Goal of the exercise: Copy out the data exactly, leaving the pictures behind.

========================================

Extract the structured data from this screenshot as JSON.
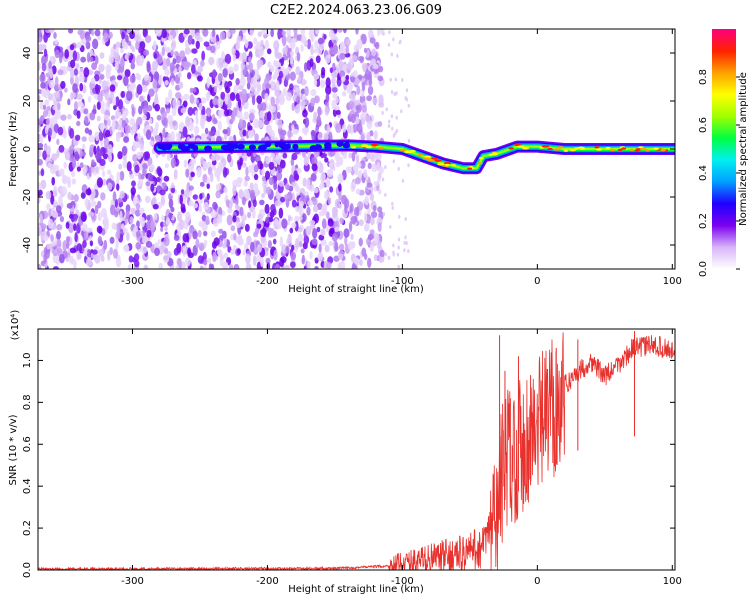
{
  "title": "C2E2.2024.063.23.06.G09",
  "chart_data": [
    {
      "type": "heatmap",
      "xlabel": "Height of straight line (km)",
      "ylabel": "Frequency (Hz)",
      "xlim": [
        -370,
        102
      ],
      "ylim": [
        -50,
        50
      ],
      "xticks": [
        -300,
        -200,
        -100,
        0,
        100
      ],
      "yticks": [
        -40,
        -20,
        0,
        20,
        40
      ],
      "colorbar": {
        "label": "Normalized spectral amplitude",
        "range": [
          0.0,
          1.0
        ],
        "ticks": [
          0.0,
          0.2,
          0.4,
          0.6,
          0.8
        ],
        "colors": [
          "#ffffff",
          "#d8b4f8",
          "#7a00f0",
          "#2000ff",
          "#00a0ff",
          "#00f0f0",
          "#00ff40",
          "#a0ff00",
          "#ffff00",
          "#ffa000",
          "#ff2000",
          "#ff0080"
        ]
      },
      "noise_region_x": [
        -370,
        -115
      ],
      "signal_track": [
        {
          "x": -280,
          "y": 0.5
        },
        {
          "x": -200,
          "y": 1.0
        },
        {
          "x": -140,
          "y": 1.5
        },
        {
          "x": -120,
          "y": 1.0
        },
        {
          "x": -100,
          "y": 0.0
        },
        {
          "x": -85,
          "y": -3.0
        },
        {
          "x": -70,
          "y": -6.0
        },
        {
          "x": -55,
          "y": -8.0
        },
        {
          "x": -45,
          "y": -8.0
        },
        {
          "x": -40,
          "y": -3.0
        },
        {
          "x": -30,
          "y": -2.0
        },
        {
          "x": -15,
          "y": 1.0
        },
        {
          "x": 0,
          "y": 1.0
        },
        {
          "x": 20,
          "y": 0.0
        },
        {
          "x": 60,
          "y": 0.0
        },
        {
          "x": 102,
          "y": 0.0
        }
      ]
    },
    {
      "type": "line",
      "xlabel": "Height of straight line (km)",
      "ylabel": "SNR (10 * v/v)",
      "y_multiplier": "(x10⁴)",
      "xlim": [
        -370,
        102
      ],
      "ylim": [
        0,
        1.15
      ],
      "xticks": [
        -300,
        -200,
        -100,
        0,
        100
      ],
      "yticks": [
        0.0,
        0.2,
        0.4,
        0.6,
        0.8,
        1.0
      ],
      "line_color": "#e8302c",
      "series": [
        {
          "envelope": [
            {
              "x": -370,
              "y": 0.005
            },
            {
              "x": -150,
              "y": 0.008
            },
            {
              "x": -110,
              "y": 0.02
            },
            {
              "x": -90,
              "y": 0.05
            },
            {
              "x": -60,
              "y": 0.08
            },
            {
              "x": -40,
              "y": 0.12
            },
            {
              "x": -30,
              "y": 0.3
            },
            {
              "x": -25,
              "y": 0.55
            },
            {
              "x": -15,
              "y": 0.62
            },
            {
              "x": 0,
              "y": 0.7
            },
            {
              "x": 15,
              "y": 0.85
            },
            {
              "x": 30,
              "y": 0.95
            },
            {
              "x": 40,
              "y": 1.0
            },
            {
              "x": 50,
              "y": 0.93
            },
            {
              "x": 60,
              "y": 0.98
            },
            {
              "x": 70,
              "y": 1.06
            },
            {
              "x": 85,
              "y": 1.08
            },
            {
              "x": 102,
              "y": 1.05
            }
          ],
          "spikes": [
            {
              "x": -28,
              "y": 1.12
            },
            {
              "x": -24,
              "y": 0.95
            },
            {
              "x": -20,
              "y": 0.82
            },
            {
              "x": -14,
              "y": 1.02
            },
            {
              "x": -10,
              "y": 0.45
            },
            {
              "x": -5,
              "y": 0.93
            },
            {
              "x": 14,
              "y": 1.06
            },
            {
              "x": 30,
              "y": 1.1
            },
            {
              "x": 72,
              "y": 1.14
            }
          ]
        }
      ]
    }
  ]
}
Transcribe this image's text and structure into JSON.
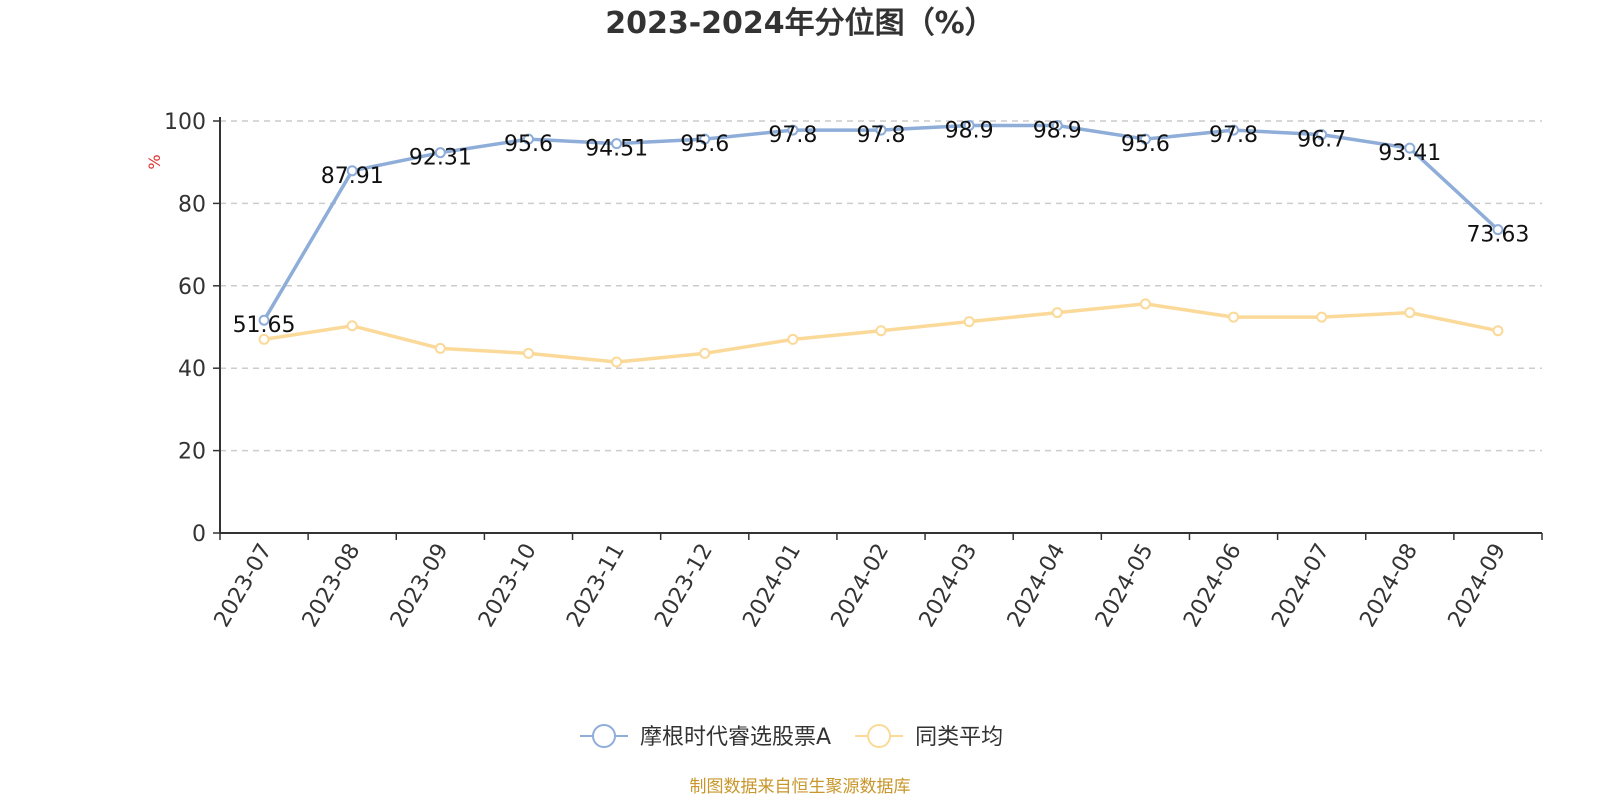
{
  "chart_data": {
    "type": "line",
    "title": "2023-2024年分位图（%）",
    "ylabel": "%",
    "ylim": [
      0,
      100
    ],
    "yticks": [
      0,
      20,
      40,
      60,
      80,
      100
    ],
    "grid": true,
    "legend_position": "bottom-center",
    "categories": [
      "2023-07",
      "2023-08",
      "2023-09",
      "2023-10",
      "2023-11",
      "2023-12",
      "2024-01",
      "2024-02",
      "2024-03",
      "2024-04",
      "2024-05",
      "2024-06",
      "2024-07",
      "2024-08",
      "2024-09"
    ],
    "series": [
      {
        "name": "摩根时代睿选股票A",
        "color": "#8eadd8",
        "values": [
          51.65,
          87.91,
          92.31,
          95.6,
          94.51,
          95.6,
          97.8,
          97.8,
          98.9,
          98.9,
          95.6,
          97.8,
          96.7,
          93.41,
          73.63
        ],
        "labels": [
          "51.65",
          "87.91",
          "92.31",
          "95.6",
          "94.51",
          "95.6",
          "97.8",
          "97.8",
          "98.9",
          "98.9",
          "95.6",
          "97.8",
          "96.7",
          "93.41",
          "73.63"
        ]
      },
      {
        "name": "同类平均",
        "color": "#fbd999",
        "values": [
          47,
          50.3,
          44.8,
          43.6,
          41.5,
          43.6,
          47,
          49.1,
          51.3,
          53.5,
          55.6,
          52.4,
          52.4,
          53.5,
          49.1
        ]
      }
    ],
    "source": "制图数据来自恒生聚源数据库"
  }
}
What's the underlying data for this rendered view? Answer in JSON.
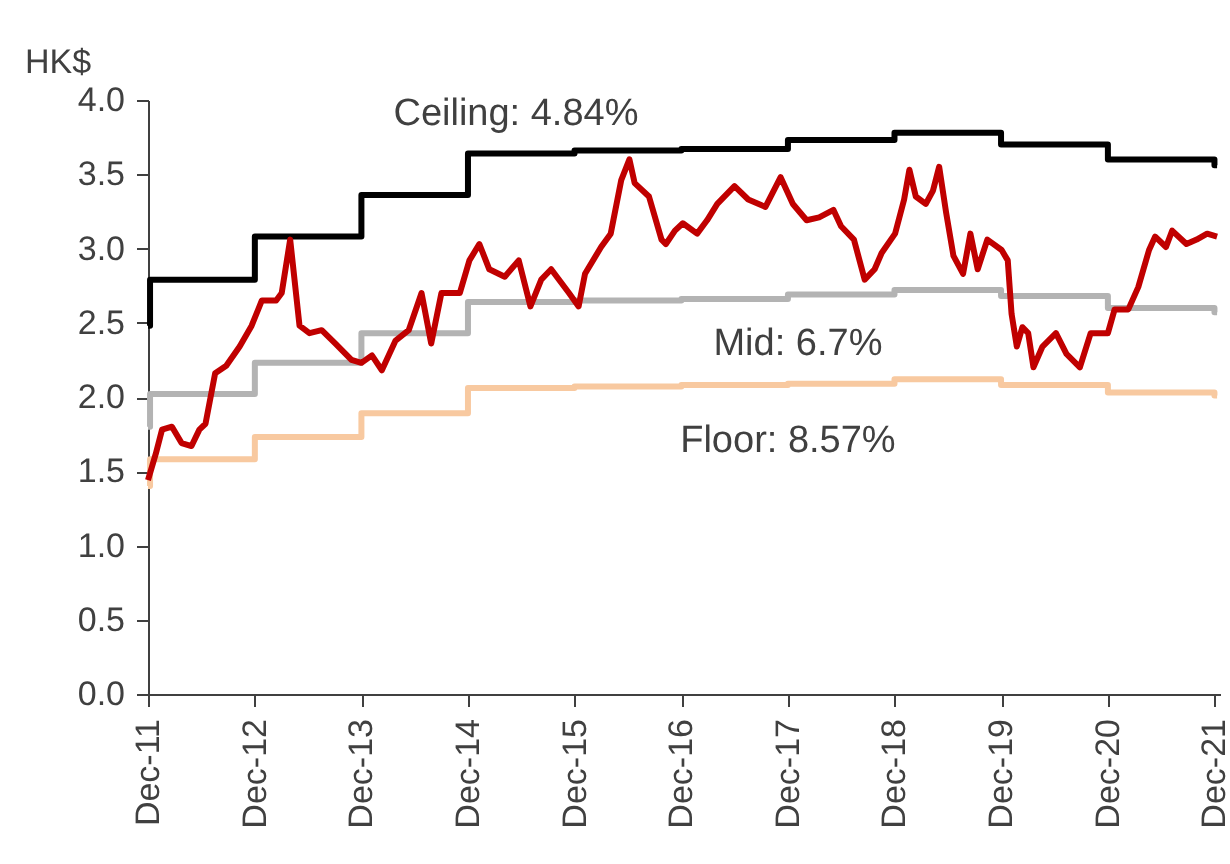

========================================

Answer to this task:
Extract the structured data from this screenshot as JSON.
{
  "title": "C2E2.2024.063.23.06.G09",
  "chart_data": [
    {
      "type": "heatmap",
      "xlabel": "Height of straight line (km)",
      "ylabel": "Frequency (Hz)",
      "xlim": [
        -370,
        102
      ],
      "ylim": [
        -50,
        50
      ],
      "xticks": [
        -300,
        -200,
        -100,
        0,
        100
      ],
      "yticks": [
        -40,
        -20,
        0,
        20,
        40
      ],
      "colorbar": {
        "label": "Normalized spectral amplitude",
        "range": [
          0.0,
          1.0
        ],
        "ticks": [
          0.0,
          0.2,
          0.4,
          0.6,
          0.8
        ],
        "colors": [
          "#ffffff",
          "#d8b4f8",
          "#7a00f0",
          "#2000ff",
          "#00a0ff",
          "#00f0f0",
          "#00ff40",
          "#a0ff00",
          "#ffff00",
          "#ffa000",
          "#ff2000",
          "#ff0080"
        ]
      },
      "noise_region_x": [
        -370,
        -115
      ],
      "signal_track": [
        {
          "x": -280,
          "y": 0.5
        },
        {
          "x": -200,
          "y": 1.0
        },
        {
          "x": -140,
          "y": 1.5
        },
        {
          "x": -120,
          "y": 1.0
        },
        {
          "x": -100,
          "y": 0.0
        },
        {
          "x": -85,
          "y": -3.0
        },
        {
          "x": -70,
          "y": -6.0
        },
        {
          "x": -55,
          "y": -8.0
        },
        {
          "x": -45,
          "y": -8.0
        },
        {
          "x": -40,
          "y": -3.0
        },
        {
          "x": -30,
          "y": -2.0
        },
        {
          "x": -15,
          "y": 1.0
        },
        {
          "x": 0,
          "y": 1.0
        },
        {
          "x": 20,
          "y": 0.0
        },
        {
          "x": 60,
          "y": 0.0
        },
        {
          "x": 102,
          "y": 0.0
        }
      ]
    },
    {
      "type": "line",
      "xlabel": "Height of straight line (km)",
      "ylabel": "SNR (10 * v/v)",
      "y_multiplier": "(x10⁴)",
      "xlim": [
        -370,
        102
      ],
      "ylim": [
        0,
        1.15
      ],
      "xticks": [
        -300,
        -200,
        -100,
        0,
        100
      ],
      "yticks": [
        0.0,
        0.2,
        0.4,
        0.6,
        0.8,
        1.0
      ],
      "line_color": "#e8302c",
      "series": [
        {
          "envelope": [
            {
              "x": -370,
              "y": 0.005
            },
            {
              "x": -150,
              "y": 0.008
            },
            {
              "x": -110,
              "y": 0.02
            },
            {
              "x": -90,
              "y": 0.05
            },
            {
              "x": -60,
              "y": 0.08
            },
            {
              "x": -40,
              "y": 0.12
            },
            {
              "x": -30,
              "y": 0.3
            },
            {
              "x": -25,
              "y": 0.55
            },
            {
              "x": -15,
              "y": 0.62
            },
            {
              "x": 0,
              "y": 0.7
            },
            {
              "x": 15,
              "y": 0.85
            },
            {
              "x": 30,
              "y": 0.95
            },
            {
              "x": 40,
              "y": 1.0
            },
            {
              "x": 50,
              "y": 0.93
            },
            {
              "x": 60,
              "y": 0.98
            },
            {
              "x": 70,
              "y": 1.06
            },
            {
              "x": 85,
              "y": 1.08
            },
            {
              "x": 102,
              "y": 1.05
            }
          ],
          "spikes": [
            {
              "x": -28,
              "y": 1.12
            },
            {
              "x": -24,
              "y": 0.95
            },
            {
              "x": -20,
              "y": 0.82
            },
            {
              "x": -14,
              "y": 1.02
            },
            {
              "x": -10,
              "y": 0.45
            },
            {
              "x": -5,
              "y": 0.93
            },
            {
              "x": 14,
              "y": 1.06
            },
            {
              "x": 30,
              "y": 1.1
            },
            {
              "x": 72,
              "y": 1.14
            }
          ]
        }
      ]
    }
  ]
}
Transcribe this image's text and structure into JSON.
{
  "chart_data": {
    "type": "line",
    "title": "2023-2024年分位图（%）",
    "ylabel": "%",
    "ylim": [
      0,
      100
    ],
    "yticks": [
      0,
      20,
      40,
      60,
      80,
      100
    ],
    "grid": true,
    "legend_position": "bottom-center",
    "categories": [
      "2023-07",
      "2023-08",
      "2023-09",
      "2023-10",
      "2023-11",
      "2023-12",
      "2024-01",
      "2024-02",
      "2024-03",
      "2024-04",
      "2024-05",
      "2024-06",
      "2024-07",
      "2024-08",
      "2024-09"
    ],
    "series": [
      {
        "name": "摩根时代睿选股票A",
        "color": "#8eadd8",
        "values": [
          51.65,
          87.91,
          92.31,
          95.6,
          94.51,
          95.6,
          97.8,
          97.8,
          98.9,
          98.9,
          95.6,
          97.8,
          96.7,
          93.41,
          73.63
        ],
        "labels": [
          "51.65",
          "87.91",
          "92.31",
          "95.6",
          "94.51",
          "95.6",
          "97.8",
          "97.8",
          "98.9",
          "98.9",
          "95.6",
          "97.8",
          "96.7",
          "93.41",
          "73.63"
        ]
      },
      {
        "name": "同类平均",
        "color": "#fbd999",
        "values": [
          47,
          50.3,
          44.8,
          43.6,
          41.5,
          43.6,
          47,
          49.1,
          51.3,
          53.5,
          55.6,
          52.4,
          52.4,
          53.5,
          49.1
        ]
      }
    ],
    "source": "制图数据来自恒生聚源数据库"
  }
}
What's the underlying data for this rendered view? Answer in JSON.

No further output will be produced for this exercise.